### Document text:
★ ★ ★ ★

Celtic, Satire, Scottish Football, Sevco

About Celtic’s Interim Results…

British one penny coins. Image shot 2009. Exact date unknown.

Good Evening.

As you are no doubt aware, Celtic today published their interim results for the six months to 31 December 2016. They are excellent:

Financial Highlights

• Revenue increased by 94.7% to £61.2m (2015: £31.4m).

• Profit from trading was £21.4m (2015: £1.6m).

• Profit from transfer of player registrations (shown as profit on disposal of intangible assets) £2.0m (2015: £12.6m).

• Profit before taxation of £18.6m (2015: £11.7m).

• Period end net cash at bank of £18.6m (2015: £7.7m).

• Investment in football personnel of £9.5m (2015: £6.1m).

You can find a link to the full results here: Celtic plc Interim Report

I say they are excellent, and better-informed commentators have also stated that they look very good indeed. However, we all know that there will be some folk out there determined to prove that the results are a pack of lies and that Celtic are teetering on the brink of going bust. They will do this because the awful truth that the Scottish champions are a successful, well-run, sustainable operation which has benefited from Champions League income is just too much for them to bear.

So do look out for some of the following pieces of ‘evidence’ of Celtic’s secret poverty and underhand practices over the coming days. Some will be familiar to you, some less so…

1) Unaffordable Co-op loans are about to be called in by aliens from the planet ‘Staunch’. With intergalactically-disastrous consequences for the Hoops.

★ ★ ★ ★

### Required actions:
[1] Reproduce the Celtic interim results post from "Financial Highlights" to "of £18.6m (2015: £11.7m).".
[2] Carry on the post about Celtic's interim results, starting after its last sentence.

### Extracted entries:
★ ★ ★ ★

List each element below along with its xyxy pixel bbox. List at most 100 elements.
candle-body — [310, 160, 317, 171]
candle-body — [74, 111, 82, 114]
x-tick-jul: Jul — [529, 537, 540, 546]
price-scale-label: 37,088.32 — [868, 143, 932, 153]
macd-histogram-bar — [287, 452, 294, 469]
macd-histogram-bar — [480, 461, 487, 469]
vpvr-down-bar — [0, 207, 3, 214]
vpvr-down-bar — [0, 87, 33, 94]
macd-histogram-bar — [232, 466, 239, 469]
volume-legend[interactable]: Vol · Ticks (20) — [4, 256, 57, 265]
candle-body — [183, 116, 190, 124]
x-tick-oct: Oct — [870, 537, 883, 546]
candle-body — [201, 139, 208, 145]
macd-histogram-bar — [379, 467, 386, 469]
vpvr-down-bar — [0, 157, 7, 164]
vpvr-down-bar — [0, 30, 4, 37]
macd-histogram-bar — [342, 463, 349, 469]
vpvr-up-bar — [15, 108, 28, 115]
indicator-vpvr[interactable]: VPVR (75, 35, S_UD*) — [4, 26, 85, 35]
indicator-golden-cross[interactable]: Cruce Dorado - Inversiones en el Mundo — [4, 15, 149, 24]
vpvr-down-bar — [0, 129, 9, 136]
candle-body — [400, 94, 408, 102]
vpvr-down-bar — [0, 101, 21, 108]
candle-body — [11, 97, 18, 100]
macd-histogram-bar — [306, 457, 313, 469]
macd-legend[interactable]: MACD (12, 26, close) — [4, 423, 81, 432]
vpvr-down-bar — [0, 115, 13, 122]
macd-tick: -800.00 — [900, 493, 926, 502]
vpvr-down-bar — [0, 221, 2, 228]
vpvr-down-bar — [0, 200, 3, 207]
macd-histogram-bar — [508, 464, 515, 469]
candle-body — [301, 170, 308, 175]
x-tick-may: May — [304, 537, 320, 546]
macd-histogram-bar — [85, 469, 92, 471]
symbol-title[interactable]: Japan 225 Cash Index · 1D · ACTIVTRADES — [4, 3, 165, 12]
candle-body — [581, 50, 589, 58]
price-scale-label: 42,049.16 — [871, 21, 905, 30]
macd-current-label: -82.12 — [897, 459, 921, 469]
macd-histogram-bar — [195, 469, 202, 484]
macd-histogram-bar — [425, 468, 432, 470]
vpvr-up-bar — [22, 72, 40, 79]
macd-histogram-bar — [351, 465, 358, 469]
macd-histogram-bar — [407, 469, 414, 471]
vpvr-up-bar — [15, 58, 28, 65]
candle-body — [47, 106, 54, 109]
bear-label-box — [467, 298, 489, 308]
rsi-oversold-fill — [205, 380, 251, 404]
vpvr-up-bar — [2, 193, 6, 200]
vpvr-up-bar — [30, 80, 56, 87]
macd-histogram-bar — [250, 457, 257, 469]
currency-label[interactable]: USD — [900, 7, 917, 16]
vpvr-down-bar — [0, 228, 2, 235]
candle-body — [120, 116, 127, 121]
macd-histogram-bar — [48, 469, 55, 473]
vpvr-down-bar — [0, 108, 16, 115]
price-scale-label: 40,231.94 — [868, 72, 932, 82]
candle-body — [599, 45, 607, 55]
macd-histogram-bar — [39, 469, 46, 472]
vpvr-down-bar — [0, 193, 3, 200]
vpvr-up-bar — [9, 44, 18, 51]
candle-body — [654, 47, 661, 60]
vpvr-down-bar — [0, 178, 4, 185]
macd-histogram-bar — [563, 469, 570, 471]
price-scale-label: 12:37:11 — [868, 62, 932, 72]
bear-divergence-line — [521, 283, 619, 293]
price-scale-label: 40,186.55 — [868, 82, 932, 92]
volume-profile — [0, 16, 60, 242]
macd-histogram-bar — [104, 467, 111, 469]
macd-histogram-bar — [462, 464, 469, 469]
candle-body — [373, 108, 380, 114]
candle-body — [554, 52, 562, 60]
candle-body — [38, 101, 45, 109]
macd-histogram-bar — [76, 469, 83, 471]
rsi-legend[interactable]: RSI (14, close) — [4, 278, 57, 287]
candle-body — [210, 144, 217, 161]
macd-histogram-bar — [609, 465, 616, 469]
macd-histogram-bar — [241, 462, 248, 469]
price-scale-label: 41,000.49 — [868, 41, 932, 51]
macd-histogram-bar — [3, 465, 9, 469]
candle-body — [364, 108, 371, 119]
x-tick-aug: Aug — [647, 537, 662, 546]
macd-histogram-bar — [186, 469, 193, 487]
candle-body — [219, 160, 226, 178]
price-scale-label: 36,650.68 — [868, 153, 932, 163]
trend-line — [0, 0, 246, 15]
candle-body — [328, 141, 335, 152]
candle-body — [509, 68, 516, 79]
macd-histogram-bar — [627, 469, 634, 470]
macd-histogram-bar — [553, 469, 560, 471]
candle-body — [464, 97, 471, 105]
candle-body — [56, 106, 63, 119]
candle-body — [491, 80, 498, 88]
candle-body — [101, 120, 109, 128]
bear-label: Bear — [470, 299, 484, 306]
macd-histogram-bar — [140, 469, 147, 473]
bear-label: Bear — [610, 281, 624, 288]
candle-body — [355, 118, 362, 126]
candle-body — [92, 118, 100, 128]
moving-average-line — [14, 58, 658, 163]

★ ★ ★ ★

### Answers by task:
[1]
Financial Highlights

• Revenue increased by 94.7% to £61.2m (2015: £31.4m).

• Profit from trading was £21.4m (2015: £1.6m).

• Profit from transfer of player registrations (shown as profit on disposal of intangible assets) £2.0m (2015: £12.6m).

• Profit before taxation of £18.6m (2015: £11.7m).

[2]
2) Both the Vatican and Glasgow City Council are illegally transporting wagon loads of other people’s money to Celtic Park by purpose-built monorail. A monorail which gets its electricity for free via an unauthorised connection to an electricity sub-station, which then causes the power to cut out at schools, hospitals and various branches of Wetherspoons.

3) Those profits aren’t real money. They are Irish, Catholic, Fenian money which doesn’t even wear a Poppy in November.

4) Absolutely everything in the interim results is photoshopped. Including every minute of Celtic’s alleged Champions League campaign.

5) Celtic’s assets don’t actually exist. Moussa Dembele is just a rumour.

6) Beneath Celtic Park, there is an army of slave hamsters in wheels which power a massive illegal printing press. Celtic’s profits are all counterfeit notes.

7) Celtic have found a way to turn their hatred of Rangers* into cash. Every pound is an attack on our club! They should be thrown out of football and sent to jail.

8) Celtic only have money because Dave King invested in them to lull them into a false sense of security. You just wait until he invests in us too Timmy!